>>>>

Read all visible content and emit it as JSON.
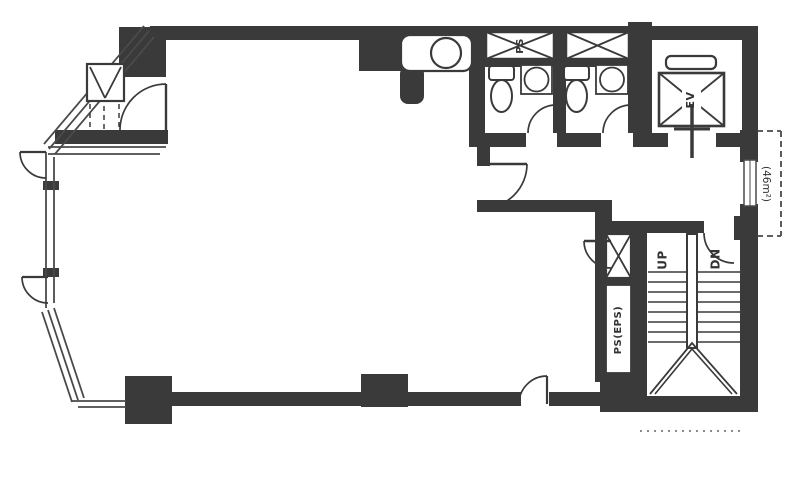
{
  "plan": {
    "labels": {
      "pipe_shaft": "PS",
      "elevator": "EV",
      "stair_up": "UP",
      "stair_down": "DN",
      "eps_shaft": "PS(EPS)",
      "area_annotation": "(46m²)"
    },
    "colors": {
      "ink": "#3a3a3a",
      "paper": "#ffffff"
    }
  }
}
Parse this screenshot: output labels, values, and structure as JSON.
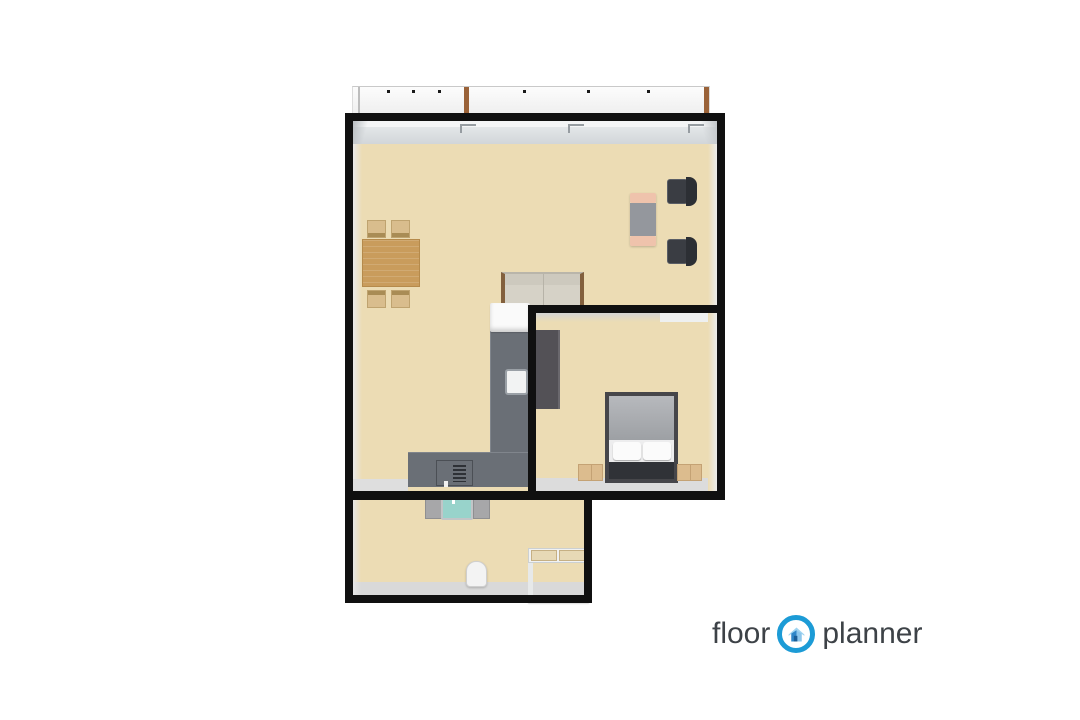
{
  "page": {
    "background": "#ffffff",
    "content": "3D rendered apartment floor plan, top-down view"
  },
  "logo": {
    "word1": "floor",
    "word2": "planner",
    "icon": "floorplanner-house-icon"
  },
  "colors": {
    "wall": "#101010",
    "floor": "#ecdcb4",
    "counter": "#6a6f76",
    "fridge": "#fafafa",
    "wardrobe": "#535156",
    "bedframe": "#46464a",
    "bedfoot": "#303237",
    "wood": "#c99c5c",
    "chairTan": "#d9bd8d",
    "sofaBody": "#d6d2c7",
    "sofaWood": "#83603d",
    "deskMid": "#94979d",
    "deskCap": "#efc3ac",
    "chairDark": "#3a3d43",
    "basin": "#98d3cb",
    "vanity": "#a7a7a9",
    "toilet": "#f3f3f3",
    "logoText": "#3d4247",
    "logoBlue": "#1c9bd6"
  },
  "floorplan": {
    "balcony": {
      "name": "balcony",
      "railing_posts": 2,
      "balusters": 6
    },
    "rooms": [
      {
        "name": "living-room-with-kitchen",
        "furniture": [
          "dining-table",
          "dining-chair x4",
          "sofa",
          "desk",
          "office-chair x2",
          "l-shaped-kitchen-counter",
          "fridge",
          "sink",
          "stove"
        ]
      },
      {
        "name": "bedroom",
        "furniture": [
          "double-bed",
          "nightstand x2",
          "wardrobe"
        ]
      },
      {
        "name": "bathroom",
        "furniture": [
          "vanity-with-basin",
          "toilet",
          "storage-shelf"
        ]
      }
    ]
  }
}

<<<<

Stated problem >> The data above should be repeated exactly, minus any pictures.

The answer >>
Read all visible content and emit it as JSON.
{
  "plan": {
    "labels": {
      "pipe_shaft": "PS",
      "elevator": "EV",
      "stair_up": "UP",
      "stair_down": "DN",
      "eps_shaft": "PS(EPS)",
      "area_annotation": "(46m²)"
    },
    "colors": {
      "ink": "#3a3a3a",
      "paper": "#ffffff"
    }
  }
}
Parse this screenshot: output labels, values, and structure as JSON.
{
  "page": {
    "background": "#ffffff",
    "content": "3D rendered apartment floor plan, top-down view"
  },
  "logo": {
    "word1": "floor",
    "word2": "planner",
    "icon": "floorplanner-house-icon"
  },
  "colors": {
    "wall": "#101010",
    "floor": "#ecdcb4",
    "counter": "#6a6f76",
    "fridge": "#fafafa",
    "wardrobe": "#535156",
    "bedframe": "#46464a",
    "bedfoot": "#303237",
    "wood": "#c99c5c",
    "chairTan": "#d9bd8d",
    "sofaBody": "#d6d2c7",
    "sofaWood": "#83603d",
    "deskMid": "#94979d",
    "deskCap": "#efc3ac",
    "chairDark": "#3a3d43",
    "basin": "#98d3cb",
    "vanity": "#a7a7a9",
    "toilet": "#f3f3f3",
    "logoText": "#3d4247",
    "logoBlue": "#1c9bd6"
  },
  "floorplan": {
    "balcony": {
      "name": "balcony",
      "railing_posts": 2,
      "balusters": 6
    },
    "rooms": [
      {
        "name": "living-room-with-kitchen",
        "furniture": [
          "dining-table",
          "dining-chair x4",
          "sofa",
          "desk",
          "office-chair x2",
          "l-shaped-kitchen-counter",
          "fridge",
          "sink",
          "stove"
        ]
      },
      {
        "name": "bedroom",
        "furniture": [
          "double-bed",
          "nightstand x2",
          "wardrobe"
        ]
      },
      {
        "name": "bathroom",
        "furniture": [
          "vanity-with-basin",
          "toilet",
          "storage-shelf"
        ]
      }
    ]
  }
}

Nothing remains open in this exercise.